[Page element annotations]
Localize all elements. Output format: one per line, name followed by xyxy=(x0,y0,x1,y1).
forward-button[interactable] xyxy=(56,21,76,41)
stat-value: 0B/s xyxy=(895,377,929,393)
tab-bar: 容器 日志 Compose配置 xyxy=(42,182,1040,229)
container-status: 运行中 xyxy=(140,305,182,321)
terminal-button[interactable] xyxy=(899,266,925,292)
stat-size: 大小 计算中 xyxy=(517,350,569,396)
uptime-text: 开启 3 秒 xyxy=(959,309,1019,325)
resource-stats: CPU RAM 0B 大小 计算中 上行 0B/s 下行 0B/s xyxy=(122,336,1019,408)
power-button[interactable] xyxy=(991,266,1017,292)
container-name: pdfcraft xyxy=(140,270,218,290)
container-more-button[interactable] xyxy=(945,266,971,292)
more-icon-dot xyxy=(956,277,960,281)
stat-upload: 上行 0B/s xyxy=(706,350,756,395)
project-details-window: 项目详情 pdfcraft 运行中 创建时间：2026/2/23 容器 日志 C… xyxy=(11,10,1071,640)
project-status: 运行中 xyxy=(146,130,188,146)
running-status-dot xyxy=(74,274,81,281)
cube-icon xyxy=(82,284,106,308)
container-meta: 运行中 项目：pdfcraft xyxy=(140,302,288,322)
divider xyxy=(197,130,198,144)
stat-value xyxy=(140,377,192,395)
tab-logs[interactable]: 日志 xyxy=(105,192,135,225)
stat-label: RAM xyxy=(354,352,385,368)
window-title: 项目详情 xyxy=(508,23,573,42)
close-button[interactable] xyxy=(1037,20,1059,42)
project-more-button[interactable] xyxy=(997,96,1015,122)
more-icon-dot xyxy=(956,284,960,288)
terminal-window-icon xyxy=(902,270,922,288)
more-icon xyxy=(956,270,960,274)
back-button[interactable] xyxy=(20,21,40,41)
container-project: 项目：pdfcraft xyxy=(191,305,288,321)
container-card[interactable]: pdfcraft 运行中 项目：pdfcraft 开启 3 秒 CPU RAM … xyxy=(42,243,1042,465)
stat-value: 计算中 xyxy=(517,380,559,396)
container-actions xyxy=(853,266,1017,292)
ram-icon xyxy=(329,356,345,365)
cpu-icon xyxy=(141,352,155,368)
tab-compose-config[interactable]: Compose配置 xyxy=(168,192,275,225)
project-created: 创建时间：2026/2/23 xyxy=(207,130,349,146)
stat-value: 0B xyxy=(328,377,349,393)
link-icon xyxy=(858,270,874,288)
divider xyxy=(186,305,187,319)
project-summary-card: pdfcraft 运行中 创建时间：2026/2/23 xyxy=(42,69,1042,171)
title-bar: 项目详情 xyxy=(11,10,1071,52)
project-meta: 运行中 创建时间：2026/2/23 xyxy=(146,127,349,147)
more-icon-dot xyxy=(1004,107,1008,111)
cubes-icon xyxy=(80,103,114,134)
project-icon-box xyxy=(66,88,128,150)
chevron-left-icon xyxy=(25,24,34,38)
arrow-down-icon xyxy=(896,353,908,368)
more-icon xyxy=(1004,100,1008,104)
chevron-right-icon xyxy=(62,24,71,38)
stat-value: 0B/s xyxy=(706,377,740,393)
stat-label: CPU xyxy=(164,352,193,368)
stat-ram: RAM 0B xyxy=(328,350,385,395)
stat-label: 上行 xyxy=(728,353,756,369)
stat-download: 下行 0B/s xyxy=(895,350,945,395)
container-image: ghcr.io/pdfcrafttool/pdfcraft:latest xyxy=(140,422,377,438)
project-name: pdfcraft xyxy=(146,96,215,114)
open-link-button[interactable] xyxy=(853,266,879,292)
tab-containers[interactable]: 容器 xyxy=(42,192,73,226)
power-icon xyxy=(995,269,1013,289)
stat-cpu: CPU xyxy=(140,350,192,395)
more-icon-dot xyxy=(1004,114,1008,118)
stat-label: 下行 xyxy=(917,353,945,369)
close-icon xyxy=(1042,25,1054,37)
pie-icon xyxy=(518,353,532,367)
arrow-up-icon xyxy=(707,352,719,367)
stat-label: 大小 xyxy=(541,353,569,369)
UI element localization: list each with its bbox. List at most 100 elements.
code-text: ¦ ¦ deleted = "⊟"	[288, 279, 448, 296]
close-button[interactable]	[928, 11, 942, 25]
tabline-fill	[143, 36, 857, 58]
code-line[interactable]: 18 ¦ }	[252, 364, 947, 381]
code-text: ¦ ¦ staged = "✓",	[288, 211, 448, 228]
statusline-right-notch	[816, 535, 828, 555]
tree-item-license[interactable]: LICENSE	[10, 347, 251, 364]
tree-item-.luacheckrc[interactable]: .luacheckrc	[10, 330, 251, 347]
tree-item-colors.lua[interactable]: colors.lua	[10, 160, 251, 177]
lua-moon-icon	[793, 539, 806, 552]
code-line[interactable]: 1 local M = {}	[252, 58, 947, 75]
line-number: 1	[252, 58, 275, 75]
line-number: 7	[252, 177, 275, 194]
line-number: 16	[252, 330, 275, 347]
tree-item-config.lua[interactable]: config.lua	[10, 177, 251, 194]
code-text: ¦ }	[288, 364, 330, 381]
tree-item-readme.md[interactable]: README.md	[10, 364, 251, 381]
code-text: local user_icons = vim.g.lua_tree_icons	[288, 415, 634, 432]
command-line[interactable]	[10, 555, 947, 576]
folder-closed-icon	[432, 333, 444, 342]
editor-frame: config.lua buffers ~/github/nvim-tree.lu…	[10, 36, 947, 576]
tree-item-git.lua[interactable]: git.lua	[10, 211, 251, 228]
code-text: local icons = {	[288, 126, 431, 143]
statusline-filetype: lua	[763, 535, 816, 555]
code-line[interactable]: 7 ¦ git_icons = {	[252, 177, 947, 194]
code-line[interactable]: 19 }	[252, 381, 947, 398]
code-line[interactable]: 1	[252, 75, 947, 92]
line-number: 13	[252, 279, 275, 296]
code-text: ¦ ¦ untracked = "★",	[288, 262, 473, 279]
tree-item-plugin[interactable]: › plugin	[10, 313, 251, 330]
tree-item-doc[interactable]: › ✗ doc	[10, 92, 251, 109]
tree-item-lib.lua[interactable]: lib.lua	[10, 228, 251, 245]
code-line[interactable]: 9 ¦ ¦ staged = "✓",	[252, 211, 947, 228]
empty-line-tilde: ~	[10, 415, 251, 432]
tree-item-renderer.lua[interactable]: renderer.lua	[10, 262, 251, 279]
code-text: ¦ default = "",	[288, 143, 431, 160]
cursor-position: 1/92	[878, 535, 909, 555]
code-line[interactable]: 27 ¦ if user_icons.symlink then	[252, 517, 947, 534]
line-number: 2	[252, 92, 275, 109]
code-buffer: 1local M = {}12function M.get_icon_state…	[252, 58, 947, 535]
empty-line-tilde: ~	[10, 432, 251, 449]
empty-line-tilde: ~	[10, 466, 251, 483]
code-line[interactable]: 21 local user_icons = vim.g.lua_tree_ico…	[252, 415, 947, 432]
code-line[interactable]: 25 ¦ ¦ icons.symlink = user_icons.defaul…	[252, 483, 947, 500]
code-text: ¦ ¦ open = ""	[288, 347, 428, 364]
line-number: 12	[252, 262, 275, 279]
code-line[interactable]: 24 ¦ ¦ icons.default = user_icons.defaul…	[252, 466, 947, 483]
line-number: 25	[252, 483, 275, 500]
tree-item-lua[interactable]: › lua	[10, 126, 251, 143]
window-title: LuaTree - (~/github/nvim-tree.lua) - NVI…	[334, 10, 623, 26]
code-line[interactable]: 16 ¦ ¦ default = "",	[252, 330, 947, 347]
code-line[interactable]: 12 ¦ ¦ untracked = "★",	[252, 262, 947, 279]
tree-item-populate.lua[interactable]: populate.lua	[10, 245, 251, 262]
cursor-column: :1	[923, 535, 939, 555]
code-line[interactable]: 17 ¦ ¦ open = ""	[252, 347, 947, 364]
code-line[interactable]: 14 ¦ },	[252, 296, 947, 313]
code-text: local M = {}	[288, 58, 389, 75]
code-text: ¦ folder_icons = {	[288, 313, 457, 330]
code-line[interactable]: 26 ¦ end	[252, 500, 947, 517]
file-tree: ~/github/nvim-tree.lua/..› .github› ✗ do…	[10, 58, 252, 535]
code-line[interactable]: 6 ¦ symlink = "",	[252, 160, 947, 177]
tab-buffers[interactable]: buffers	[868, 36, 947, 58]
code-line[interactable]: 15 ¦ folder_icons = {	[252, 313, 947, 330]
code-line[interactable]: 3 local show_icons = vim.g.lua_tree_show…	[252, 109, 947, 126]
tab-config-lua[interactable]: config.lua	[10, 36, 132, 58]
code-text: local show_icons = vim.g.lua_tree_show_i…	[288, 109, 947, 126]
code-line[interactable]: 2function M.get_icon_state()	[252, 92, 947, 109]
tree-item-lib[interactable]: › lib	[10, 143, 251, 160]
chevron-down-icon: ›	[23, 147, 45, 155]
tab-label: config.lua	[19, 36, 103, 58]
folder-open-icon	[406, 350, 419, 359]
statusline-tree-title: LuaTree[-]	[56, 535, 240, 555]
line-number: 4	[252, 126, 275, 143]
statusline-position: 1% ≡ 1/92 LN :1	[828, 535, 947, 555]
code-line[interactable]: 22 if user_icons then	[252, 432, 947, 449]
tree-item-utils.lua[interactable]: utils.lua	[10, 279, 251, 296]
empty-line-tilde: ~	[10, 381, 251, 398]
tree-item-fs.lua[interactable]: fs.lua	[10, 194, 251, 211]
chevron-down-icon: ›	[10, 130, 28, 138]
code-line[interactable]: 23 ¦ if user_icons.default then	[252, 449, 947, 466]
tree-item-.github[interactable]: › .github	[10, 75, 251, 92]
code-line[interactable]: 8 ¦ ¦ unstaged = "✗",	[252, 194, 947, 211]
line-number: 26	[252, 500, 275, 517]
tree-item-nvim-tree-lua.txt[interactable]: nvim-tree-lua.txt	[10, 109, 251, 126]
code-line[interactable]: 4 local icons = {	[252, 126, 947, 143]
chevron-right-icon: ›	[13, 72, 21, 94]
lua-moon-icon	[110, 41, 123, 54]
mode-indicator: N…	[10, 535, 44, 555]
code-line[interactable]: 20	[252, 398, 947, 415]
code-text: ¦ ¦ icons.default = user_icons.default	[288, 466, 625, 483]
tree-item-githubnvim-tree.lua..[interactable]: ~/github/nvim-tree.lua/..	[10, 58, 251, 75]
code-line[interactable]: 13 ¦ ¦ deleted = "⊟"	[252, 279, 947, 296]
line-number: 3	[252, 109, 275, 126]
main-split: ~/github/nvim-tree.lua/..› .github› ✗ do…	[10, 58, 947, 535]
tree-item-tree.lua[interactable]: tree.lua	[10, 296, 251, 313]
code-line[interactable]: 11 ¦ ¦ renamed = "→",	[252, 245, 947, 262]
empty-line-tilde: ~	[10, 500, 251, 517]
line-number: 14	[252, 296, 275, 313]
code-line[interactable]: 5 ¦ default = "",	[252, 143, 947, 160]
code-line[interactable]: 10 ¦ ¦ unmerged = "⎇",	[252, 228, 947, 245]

● To do: Copy the data verbatim from its first line through the line containing "container-status: 运行中 xyxy=(140,305,182,321)", with both of those lines included.

● Response below:
Localize all elements. Output format: one per line, name followed by xyxy=(x0,y0,x1,y1).
forward-button[interactable] xyxy=(56,21,76,41)
stat-value: 0B/s xyxy=(895,377,929,393)
tab-bar: 容器 日志 Compose配置 xyxy=(42,182,1040,229)
container-status: 运行中 xyxy=(140,305,182,321)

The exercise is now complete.